**Collected data:**
-- begin --

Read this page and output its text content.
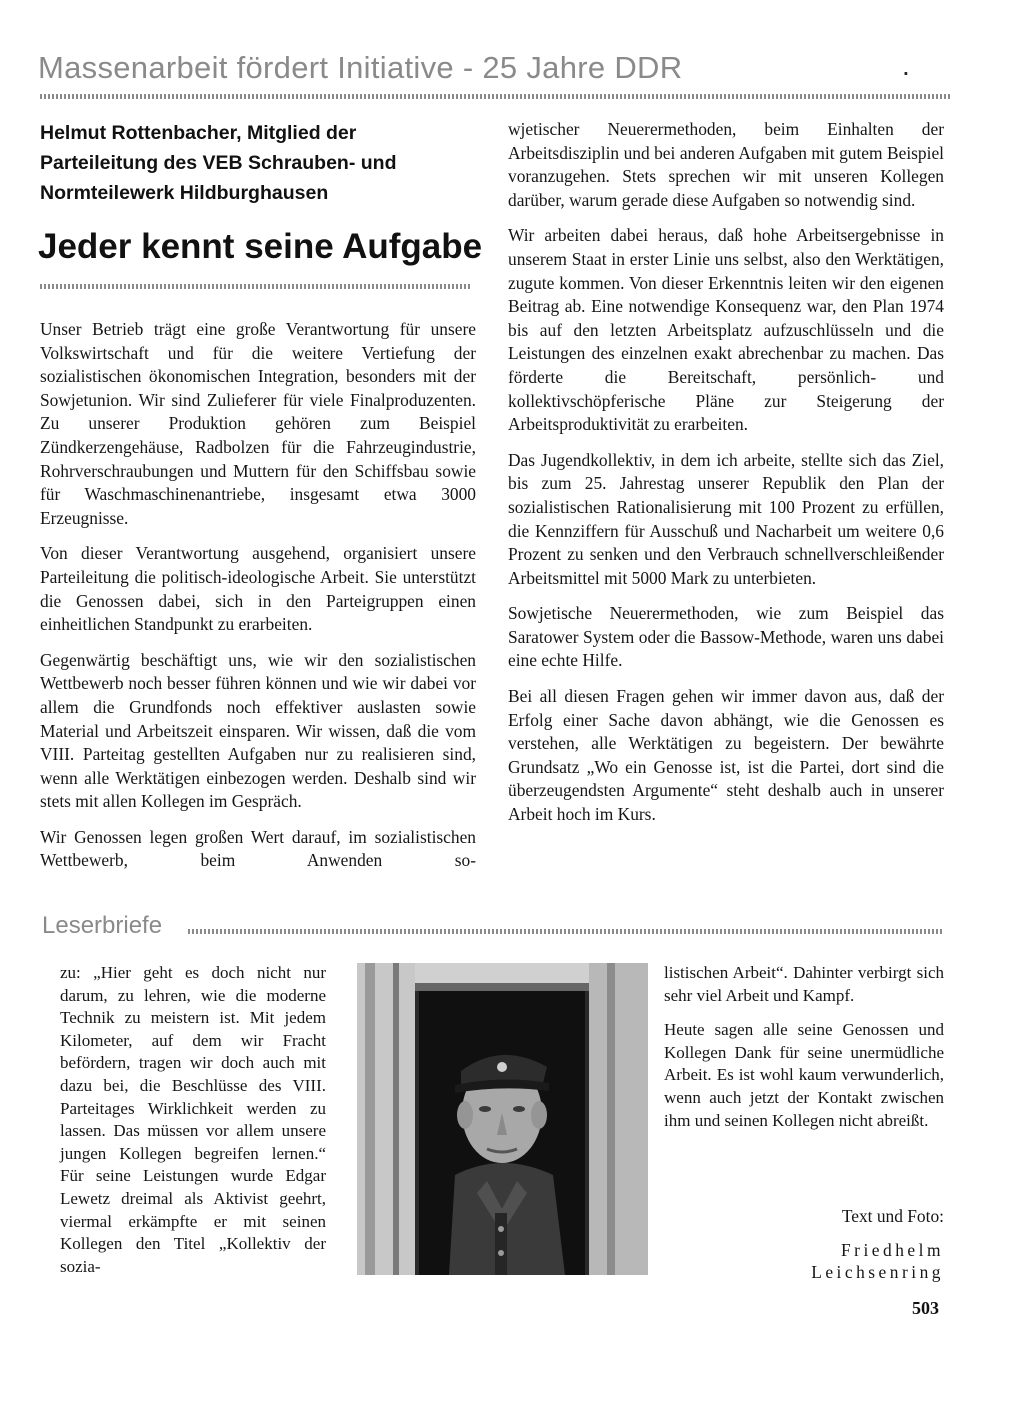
Massenarbeit fördert Initiative - 25 Jahre DDR	.
Helmut Rottenbacher, Mitglied der
Parteileitung des VEB Schrauben- und
Normteilewerk Hildburghausen
Jeder kennt seine Aufgabe

Unser Betrieb trägt eine große Verantwortung für unsere Volkswirtschaft und für die weitere Vertiefung der sozialistischen ökonomischen Integration, besonders mit der Sowjetunion. Wir sind Zulieferer für viele Finalproduzenten. Zu unserer Produktion gehören zum Beispiel Zündkerzengehäuse, Radbolzen für die Fahrzeugindustrie, Rohrverschraubungen und Muttern für den Schiffsbau sowie für Waschmaschinenantriebe, insgesamt etwa 3000 Erzeugnisse.

Von dieser Verantwortung ausgehend, organisiert unsere Parteileitung die politisch-ideologische Arbeit. Sie unterstützt die Genossen dabei, sich in den Parteigruppen einen einheitlichen Standpunkt zu erarbeiten.

Gegenwärtig beschäftigt uns, wie wir den sozialistischen Wettbewerb noch besser führen können und wie wir dabei vor allem die Grundfonds noch effektiver auslasten sowie Material und Arbeitszeit einsparen. Wir wissen, daß die vom VIII. Parteitag gestellten Aufgaben nur zu realisieren sind, wenn alle Werktätigen einbezogen werden. Deshalb sind wir stets mit allen Kollegen im Gespräch.

Wir Genossen legen großen Wert darauf, im sozialistischen Wettbewerb, beim Anwenden so-

wjetischer Neuerermethoden, beim Einhalten der Arbeitsdisziplin und bei anderen Aufgaben mit gutem Beispiel voranzugehen. Stets sprechen wir mit unseren Kollegen darüber, warum gerade diese Aufgaben so notwendig sind.

Wir arbeiten dabei heraus, daß hohe Arbeitsergebnisse in unserem Staat in erster Linie uns selbst, also den Werktätigen, zugute kommen. Von dieser Erkenntnis leiten wir den eigenen Beitrag ab. Eine notwendige Konsequenz war, den Plan 1974 bis auf den letzten Arbeitsplatz aufzuschlüsseln und die Leistungen des einzelnen exakt abrechenbar zu machen. Das förderte die Bereitschaft, persönlich- und kollektivschöpferische Pläne zur Steigerung der Arbeitsproduktivität zu erarbeiten.

Das Jugendkollektiv, in dem ich arbeite, stellte sich das Ziel, bis zum 25. Jahrestag unserer Republik den Plan der sozialistischen Rationalisierung mit 100 Prozent zu erfüllen, die Kennziffern für Ausschuß und Nacharbeit um weitere 0,6 Prozent zu senken und den Verbrauch schnellverschleißender Arbeitsmittel mit 5000 Mark zu unterbieten.

Sowjetische Neuerermethoden, wie zum Beispiel das Saratower System oder die Bassow-Methode, waren uns dabei eine echte Hilfe.

Bei all diesen Fragen gehen wir immer davon aus, daß der Erfolg einer Sache davon abhängt, wie die Genossen es verstehen, alle Werktätigen zu begeistern. Der bewährte Grundsatz „Wo ein Genosse ist, ist die Partei, dort sind die überzeugendsten Argumente“ steht deshalb auch in unserer Arbeit hoch im Kurs.

Leserbriefe

zu: „Hier geht es doch nicht nur darum, zu lehren, wie die moderne Technik zu meistern ist. Mit jedem Kilometer, auf dem wir Fracht befördern, tragen wir doch auch mit dazu bei, die Beschlüsse des VIII. Parteitages Wirklichkeit werden zu lassen. Das müssen vor allem unsere jungen Kollegen begreifen lernen.“ Für seine Leistungen wurde Edgar Lewetz dreimal als Aktivist geehrt, viermal erkämpfte er mit seinen Kollegen den Titel „Kollektiv der sozia-

listischen Arbeit“. Dahinter verbirgt sich sehr viel Arbeit und Kampf.

Heute sagen alle seine Genossen und Kollegen Dank für seine unermüdliche Arbeit. Es ist wohl kaum verwunderlich, wenn auch jetzt der Kontakt zwischen ihm und seinen Kollegen nicht abreißt.

Text und Foto:
Friedhelm
Leichsenring
503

-- end --

**Your objective:** Gather and return every line that holds the string "Parteileitung".

**Answer to this task:**
Parteileitung des VEB Schrauben- und
Von dieser Verantwortung ausgehend, organisiert unsere Parteileitung die politisch-ideologische Arbeit. Sie unterstützt die Genossen dabei, sich in den Parteigruppen einen einheitlichen Standpunkt zu erarbeiten.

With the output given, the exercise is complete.